Data items
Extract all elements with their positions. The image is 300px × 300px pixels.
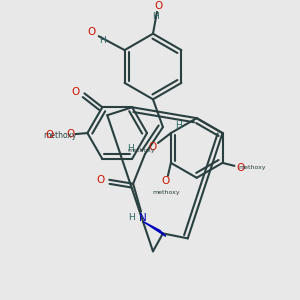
Text: O: O [71, 87, 80, 98]
Text: H: H [153, 12, 159, 21]
Text: O: O [236, 163, 244, 173]
Text: methoxy: methoxy [238, 165, 266, 170]
Text: O: O [162, 176, 170, 186]
Text: N: N [139, 212, 147, 223]
Text: O: O [96, 175, 104, 185]
Text: H: H [176, 121, 182, 130]
Text: O: O [46, 130, 54, 140]
Text: methoxy: methoxy [127, 148, 155, 154]
Text: H: H [127, 145, 134, 154]
Text: O: O [155, 1, 163, 11]
Text: O: O [88, 27, 96, 37]
Text: methoxy: methoxy [43, 130, 76, 140]
Polygon shape [143, 221, 166, 236]
Text: methoxy: methoxy [152, 190, 180, 195]
Text: H: H [99, 36, 106, 45]
Text: O: O [149, 142, 157, 152]
Text: O: O [66, 129, 75, 139]
Text: H: H [128, 213, 134, 222]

**Stated problem:** Please copy every line of the material above word for word, leaving out the picture.

**Expected answer:**
Extract all elements with their positions. The image is 300px × 300px pixels.
Text: O: O [71, 87, 80, 98]
Text: H: H [153, 12, 159, 21]
Text: O: O [236, 163, 244, 173]
Text: methoxy: methoxy [238, 165, 266, 170]
Text: O: O [162, 176, 170, 186]
Text: N: N [139, 212, 147, 223]
Text: O: O [96, 175, 104, 185]
Text: H: H [176, 121, 182, 130]
Text: O: O [46, 130, 54, 140]
Text: methoxy: methoxy [127, 148, 155, 154]
Text: H: H [127, 145, 134, 154]
Text: O: O [155, 1, 163, 11]
Text: O: O [88, 27, 96, 37]
Text: methoxy: methoxy [43, 130, 76, 140]
Polygon shape [143, 221, 166, 236]
Text: methoxy: methoxy [152, 190, 180, 195]
Text: H: H [99, 36, 106, 45]
Text: O: O [149, 142, 157, 152]
Text: O: O [66, 129, 75, 139]
Text: H: H [128, 213, 134, 222]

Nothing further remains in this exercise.